*Instructions for the task:* Write out the entries below once more, exactly, with the pictures left out.

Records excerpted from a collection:
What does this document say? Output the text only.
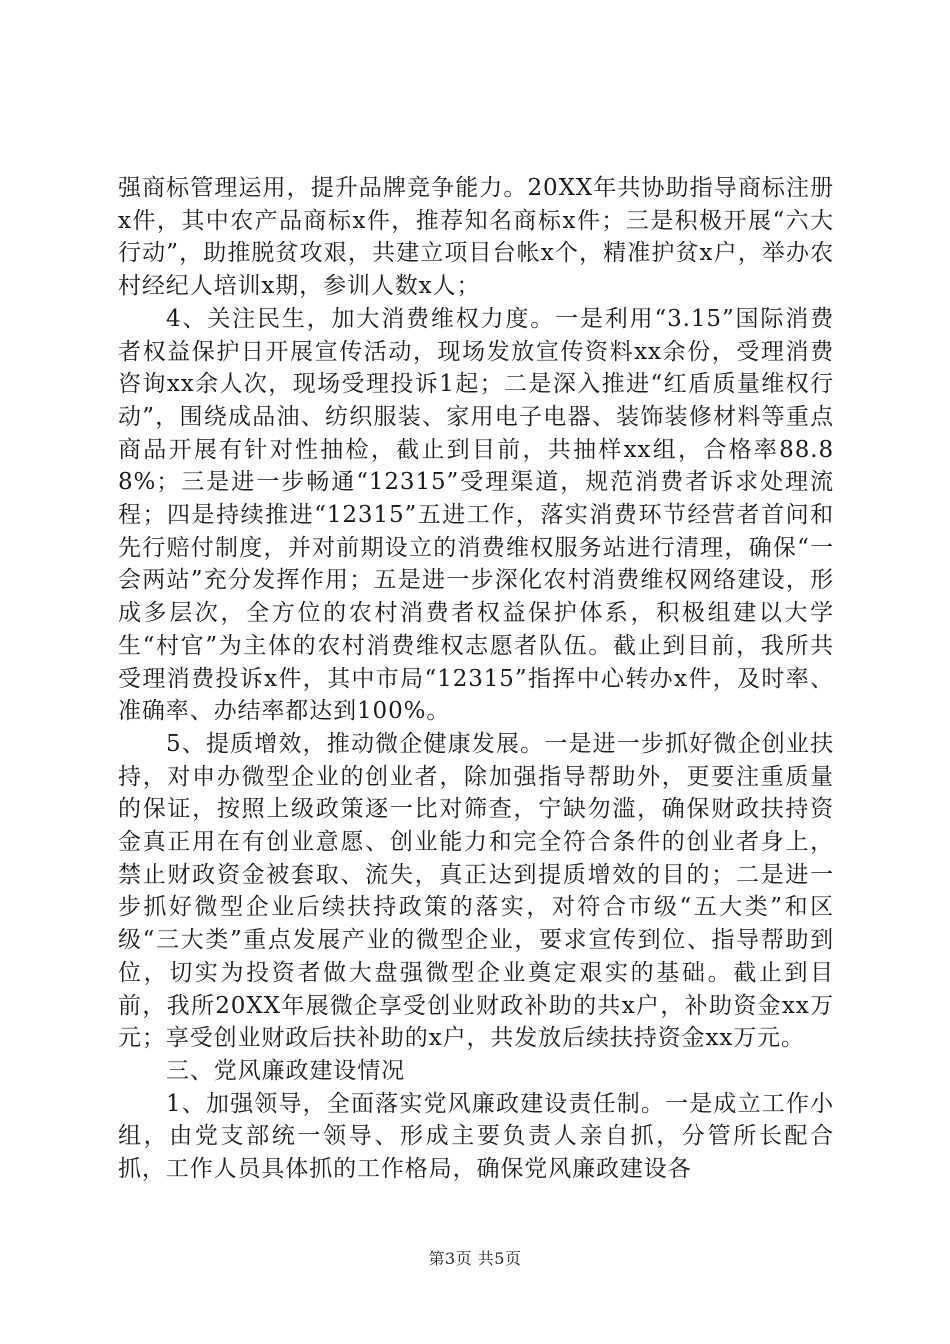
强商标管理运用，提升品牌竞争能力。20XX年共协助指导商标注册x件，其中农产品商标x件，推荐知名商标x件；三是积极开展“六大行动”，助推脱贫攻艰，共建立项目台帐x个，精准护贫x户，举办农村经纪人培训x期，参训人数x人；

4、关注民生，加大消费维权力度。一是利用“3.15”国际消费者权益保护日开展宣传活动，现场发放宣传资料xx余份，受理消费咨询xx余人次，现场受理投诉1起；二是深入推进“红盾质量维权行动”，围绕成品油、纺织服装、家用电子电器、装饰装修材料等重点商品开展有针对性抽检，截止到目前，共抽样xx组，合格率88.88%；三是进一步畅通“12315”受理渠道，规范消费者诉求处理流程；四是持续推进“12315”五进工作，落实消费环节经营者首问和先行赔付制度，并对前期设立的消费维权服务站进行清理，确保“一会两站”充分发挥作用；五是进一步深化农村消费维权网络建设，形成多层次，全方位的农村消费者权益保护体系，积极组建以大学生“村官”为主体的农村消费维权志愿者队伍。截止到目前，我所共受理消费投诉x件，其中市局“12315”指挥中心转办x件，及时率、准确率、办结率都达到100%。

5、提质增效，推动微企健康发展。一是进一步抓好微企创业扶持，对申办微型企业的创业者，除加强指导帮助外，更要注重质量的保证，按照上级政策逐一比对筛查，宁缺勿滥，确保财政扶持资金真正用在有创业意愿、创业能力和完全符合条件的创业者身上，禁止财政资金被套取、流失，真正达到提质增效的目的；二是进一步抓好微型企业后续扶持政策的落实，对符合市级“五大类”和区级“三大类”重点发展产业的微型企业，要求宣传到位、指导帮助到位，切实为投资者做大盘强微型企业奠定艰实的基础。截止到目前，我所20XX年展微企享受创业财政补助的共x户，补助资金xx万元；享受创业财政后扶补助的x户，共发放后续扶持资金xx万元。

三、党风廉政建设情况

1、加强领导，全面落实党风廉政建设责任制。一是成立工作小组，由党支部统一领导、形成主要负责人亲自抓，分管所长配合抓，工作人员具体抓的工作格局，确保党风廉政建设各

第3页 共5页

*Result below:*
What does this document say? Output the text only.
强商标管理运用，提升品牌竞争能力。20XX年共协助指导商标注册x件，其中农产品商标x件，推荐知名商标x件；三是积极开展“六大行动”，助推脱贫攻艰，共建立项目台帐x个，精准护贫x户，举办农村经纪人培训x期，参训人数x人；

4、关注民生，加大消费维权力度。一是利用“3.15”国际消费者权益保护日开展宣传活动，现场发放宣传资料xx余份，受理消费咨询xx余人次，现场受理投诉1起；二是深入推进“红盾质量维权行动”，围绕成品油、纺织服装、家用电子电器、装饰装修材料等重点商品开展有针对性抽检，截止到目前，共抽样xx组，合格率88.88%；三是进一步畅通“12315”受理渠道，规范消费者诉求处理流程；四是持续推进“12315”五进工作，落实消费环节经营者首问和先行赔付制度，并对前期设立的消费维权服务站进行清理，确保“一会两站”充分发挥作用；五是进一步深化农村消费维权网络建设，形成多层次，全方位的农村消费者权益保护体系，积极组建以大学生“村官”为主体的农村消费维权志愿者队伍。截止到目前，我所共受理消费投诉x件，其中市局“12315”指挥中心转办x件，及时率、准确率、办结率都达到100%。

5、提质增效，推动微企健康发展。一是进一步抓好微企创业扶持，对申办微型企业的创业者，除加强指导帮助外，更要注重质量的保证，按照上级政策逐一比对筛查，宁缺勿滥，确保财政扶持资金真正用在有创业意愿、创业能力和完全符合条件的创业者身上，禁止财政资金被套取、流失，真正达到提质增效的目的；二是进一步抓好微型企业后续扶持政策的落实，对符合市级“五大类”和区级“三大类”重点发展产业的微型企业，要求宣传到位、指导帮助到位，切实为投资者做大盘强微型企业奠定艰实的基础。截止到目前，我所20XX年展微企享受创业财政补助的共x户，补助资金xx万元；享受创业财政后扶补助的x户，共发放后续扶持资金xx万元。

三、党风廉政建设情况

1、加强领导，全面落实党风廉政建设责任制。一是成立工作小组，由党支部统一领导、形成主要负责人亲自抓，分管所长配合抓，工作人员具体抓的工作格局，确保党风廉政建设各

第3页 共5页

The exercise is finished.